▶ **Written instruction**
Write out the records below verbatim, from the line containing "List every element" through the line containing "y2-tick-label: -40.0 [1078,410,1124,435]", including both of those lines.

▶ **Data section**
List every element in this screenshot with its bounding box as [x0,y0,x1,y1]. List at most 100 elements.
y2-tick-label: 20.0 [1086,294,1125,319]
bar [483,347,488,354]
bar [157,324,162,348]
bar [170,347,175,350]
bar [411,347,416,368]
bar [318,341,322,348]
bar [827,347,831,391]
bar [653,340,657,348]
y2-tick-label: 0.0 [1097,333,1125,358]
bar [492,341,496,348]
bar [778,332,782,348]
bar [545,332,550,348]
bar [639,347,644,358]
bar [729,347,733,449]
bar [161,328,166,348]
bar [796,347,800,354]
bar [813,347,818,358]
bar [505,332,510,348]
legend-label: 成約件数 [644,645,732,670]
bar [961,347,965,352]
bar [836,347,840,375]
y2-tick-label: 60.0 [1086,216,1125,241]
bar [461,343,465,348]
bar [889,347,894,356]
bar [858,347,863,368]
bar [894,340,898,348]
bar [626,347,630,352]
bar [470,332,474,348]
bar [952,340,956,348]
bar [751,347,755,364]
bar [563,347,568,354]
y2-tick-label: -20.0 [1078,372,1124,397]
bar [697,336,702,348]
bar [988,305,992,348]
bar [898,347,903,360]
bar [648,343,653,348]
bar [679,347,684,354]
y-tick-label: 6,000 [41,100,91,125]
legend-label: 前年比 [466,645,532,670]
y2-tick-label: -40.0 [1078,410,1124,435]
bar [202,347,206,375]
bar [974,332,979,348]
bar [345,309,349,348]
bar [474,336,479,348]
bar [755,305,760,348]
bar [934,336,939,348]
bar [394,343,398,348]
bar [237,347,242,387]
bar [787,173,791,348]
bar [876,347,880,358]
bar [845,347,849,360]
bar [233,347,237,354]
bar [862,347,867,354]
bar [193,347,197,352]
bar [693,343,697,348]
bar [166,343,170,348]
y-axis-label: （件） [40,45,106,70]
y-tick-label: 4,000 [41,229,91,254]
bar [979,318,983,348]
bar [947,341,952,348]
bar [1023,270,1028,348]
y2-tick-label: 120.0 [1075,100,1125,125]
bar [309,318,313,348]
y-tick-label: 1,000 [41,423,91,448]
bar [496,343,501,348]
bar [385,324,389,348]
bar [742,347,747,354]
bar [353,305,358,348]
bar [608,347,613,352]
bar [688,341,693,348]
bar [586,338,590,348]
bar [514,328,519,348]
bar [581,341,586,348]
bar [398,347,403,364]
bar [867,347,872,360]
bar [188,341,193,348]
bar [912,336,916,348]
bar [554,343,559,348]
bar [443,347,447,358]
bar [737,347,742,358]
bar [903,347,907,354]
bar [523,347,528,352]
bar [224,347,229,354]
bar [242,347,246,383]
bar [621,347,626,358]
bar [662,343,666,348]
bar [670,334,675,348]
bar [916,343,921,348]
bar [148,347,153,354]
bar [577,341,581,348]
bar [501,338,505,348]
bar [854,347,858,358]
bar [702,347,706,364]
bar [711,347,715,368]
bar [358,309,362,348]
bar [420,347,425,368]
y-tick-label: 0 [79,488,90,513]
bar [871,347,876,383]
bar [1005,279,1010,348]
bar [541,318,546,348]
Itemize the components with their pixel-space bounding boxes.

* * *

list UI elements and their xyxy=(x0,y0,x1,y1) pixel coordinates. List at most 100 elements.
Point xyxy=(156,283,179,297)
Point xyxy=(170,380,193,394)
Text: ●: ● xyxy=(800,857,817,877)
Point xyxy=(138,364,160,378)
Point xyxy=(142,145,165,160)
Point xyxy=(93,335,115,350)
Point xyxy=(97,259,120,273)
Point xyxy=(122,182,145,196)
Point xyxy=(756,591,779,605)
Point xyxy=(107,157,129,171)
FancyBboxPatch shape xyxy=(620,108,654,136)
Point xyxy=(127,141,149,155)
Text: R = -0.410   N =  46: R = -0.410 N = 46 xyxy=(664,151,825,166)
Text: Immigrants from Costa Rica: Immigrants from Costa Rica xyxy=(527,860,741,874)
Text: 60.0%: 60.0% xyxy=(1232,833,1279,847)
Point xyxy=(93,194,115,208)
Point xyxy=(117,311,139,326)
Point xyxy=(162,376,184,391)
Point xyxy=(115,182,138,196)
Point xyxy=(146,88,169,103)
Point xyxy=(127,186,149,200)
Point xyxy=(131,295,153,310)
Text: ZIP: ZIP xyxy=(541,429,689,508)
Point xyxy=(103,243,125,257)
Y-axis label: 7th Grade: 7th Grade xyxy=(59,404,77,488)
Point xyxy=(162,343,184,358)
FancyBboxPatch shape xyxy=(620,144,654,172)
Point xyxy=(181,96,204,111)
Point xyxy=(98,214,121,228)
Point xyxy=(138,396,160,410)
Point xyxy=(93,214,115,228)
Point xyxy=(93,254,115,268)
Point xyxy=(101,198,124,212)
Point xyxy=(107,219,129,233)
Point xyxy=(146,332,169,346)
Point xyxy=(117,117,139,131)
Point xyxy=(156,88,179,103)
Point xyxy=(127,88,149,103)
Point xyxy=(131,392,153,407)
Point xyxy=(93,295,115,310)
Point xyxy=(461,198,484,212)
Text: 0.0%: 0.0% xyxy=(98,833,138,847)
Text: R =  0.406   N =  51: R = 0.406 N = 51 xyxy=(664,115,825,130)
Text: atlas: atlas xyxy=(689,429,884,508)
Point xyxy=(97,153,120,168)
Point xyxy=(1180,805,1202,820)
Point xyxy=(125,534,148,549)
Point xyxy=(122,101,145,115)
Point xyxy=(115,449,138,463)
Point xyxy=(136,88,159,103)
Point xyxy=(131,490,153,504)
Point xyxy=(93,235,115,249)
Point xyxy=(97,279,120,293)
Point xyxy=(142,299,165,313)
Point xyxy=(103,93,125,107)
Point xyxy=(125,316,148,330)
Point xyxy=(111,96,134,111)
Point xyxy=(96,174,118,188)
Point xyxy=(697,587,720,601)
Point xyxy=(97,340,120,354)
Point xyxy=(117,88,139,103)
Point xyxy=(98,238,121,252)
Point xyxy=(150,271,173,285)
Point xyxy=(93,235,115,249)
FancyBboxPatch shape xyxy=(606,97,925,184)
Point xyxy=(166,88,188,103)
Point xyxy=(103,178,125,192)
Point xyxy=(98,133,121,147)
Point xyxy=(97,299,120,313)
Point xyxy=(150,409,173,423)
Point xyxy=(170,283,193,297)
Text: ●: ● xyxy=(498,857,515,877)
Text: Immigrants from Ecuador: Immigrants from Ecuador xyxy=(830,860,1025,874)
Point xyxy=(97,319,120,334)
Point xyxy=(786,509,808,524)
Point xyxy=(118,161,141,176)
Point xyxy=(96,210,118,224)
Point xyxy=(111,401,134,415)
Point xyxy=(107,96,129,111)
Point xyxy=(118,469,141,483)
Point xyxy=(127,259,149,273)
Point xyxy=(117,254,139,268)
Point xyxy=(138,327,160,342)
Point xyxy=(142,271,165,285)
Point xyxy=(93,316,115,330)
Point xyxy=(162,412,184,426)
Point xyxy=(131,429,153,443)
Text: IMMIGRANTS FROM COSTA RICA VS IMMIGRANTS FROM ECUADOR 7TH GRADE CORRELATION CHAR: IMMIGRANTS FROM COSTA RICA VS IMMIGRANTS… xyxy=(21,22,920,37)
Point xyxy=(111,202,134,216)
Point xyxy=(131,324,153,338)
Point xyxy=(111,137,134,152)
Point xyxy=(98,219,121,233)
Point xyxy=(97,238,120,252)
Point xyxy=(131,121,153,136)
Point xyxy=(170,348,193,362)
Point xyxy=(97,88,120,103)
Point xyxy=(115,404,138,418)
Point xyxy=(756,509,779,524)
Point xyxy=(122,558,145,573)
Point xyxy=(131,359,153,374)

▶ **Solution to this exercise**
List every element in this screenshot with its bounding box as [x0,y0,x1,y1]. List at most 100 elements.
y2-tick-label: 20.0 [1086,294,1125,319]
bar [483,347,488,354]
bar [157,324,162,348]
bar [170,347,175,350]
bar [411,347,416,368]
bar [318,341,322,348]
bar [827,347,831,391]
bar [653,340,657,348]
y2-tick-label: 0.0 [1097,333,1125,358]
bar [492,341,496,348]
bar [778,332,782,348]
bar [545,332,550,348]
bar [639,347,644,358]
bar [729,347,733,449]
bar [161,328,166,348]
bar [796,347,800,354]
bar [813,347,818,358]
bar [505,332,510,348]
legend-label: 成約件数 [644,645,732,670]
bar [961,347,965,352]
bar [836,347,840,375]
y2-tick-label: 60.0 [1086,216,1125,241]
bar [461,343,465,348]
bar [889,347,894,356]
bar [858,347,863,368]
bar [894,340,898,348]
bar [626,347,630,352]
bar [470,332,474,348]
bar [952,340,956,348]
bar [751,347,755,364]
bar [563,347,568,354]
y2-tick-label: -20.0 [1078,372,1124,397]
bar [697,336,702,348]
bar [988,305,992,348]
bar [898,347,903,360]
bar [648,343,653,348]
bar [679,347,684,354]
y-tick-label: 6,000 [41,100,91,125]
legend-label: 前年比 [466,645,532,670]
y2-tick-label: -40.0 [1078,410,1124,435]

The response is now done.